● **EXERCISE BRIEF**
Each entry must be reproduced precisely as it stands.

Collection entries:

=-=-=

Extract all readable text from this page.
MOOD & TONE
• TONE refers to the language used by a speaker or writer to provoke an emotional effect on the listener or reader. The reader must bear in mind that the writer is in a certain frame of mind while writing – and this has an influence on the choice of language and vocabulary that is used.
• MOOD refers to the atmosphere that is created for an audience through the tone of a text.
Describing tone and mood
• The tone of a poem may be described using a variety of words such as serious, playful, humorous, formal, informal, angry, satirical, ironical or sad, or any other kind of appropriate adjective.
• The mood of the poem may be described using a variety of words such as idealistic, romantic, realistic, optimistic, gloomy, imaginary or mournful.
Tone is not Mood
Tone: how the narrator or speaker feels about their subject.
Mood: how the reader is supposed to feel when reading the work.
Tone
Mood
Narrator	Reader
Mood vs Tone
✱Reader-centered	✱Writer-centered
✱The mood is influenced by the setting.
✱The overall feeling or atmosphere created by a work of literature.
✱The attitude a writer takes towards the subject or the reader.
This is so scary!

=-=-=

● **ANSWER TO THE EXERCISE**
Extract all readable text from this page.
MOOD & TONE
• TONE refers to the language used by a speaker or writer to provoke an emotional effect on the listener or reader. The reader must bear in mind that the writer is in a certain frame of mind while writing – and this has an influence on the choice of language and vocabulary that is used.
• MOOD refers to the atmosphere that is created for an audience through the tone of a text.
Describing tone and mood
• The tone of a poem may be described using a variety of words such as serious, playful, humorous, formal, informal, angry, satirical, ironical or sad, or any other kind of appropriate adjective.
• The mood of the poem may be described using a variety of words such as idealistic, romantic, realistic, optimistic, gloomy, imaginary or mournful.
Tone is not Mood
Tone: how the narrator or speaker feels about their subject.
Mood: how the reader is supposed to feel when reading the work.
Tone
Mood
Narrator	Reader
Mood vs Tone
✱Reader-centered	✱Writer-centered
✱The mood is influenced by the setting.
✱The overall feeling or atmosphere created by a work of literature.
✱The attitude a writer takes towards the subject or the reader.
This is so scary!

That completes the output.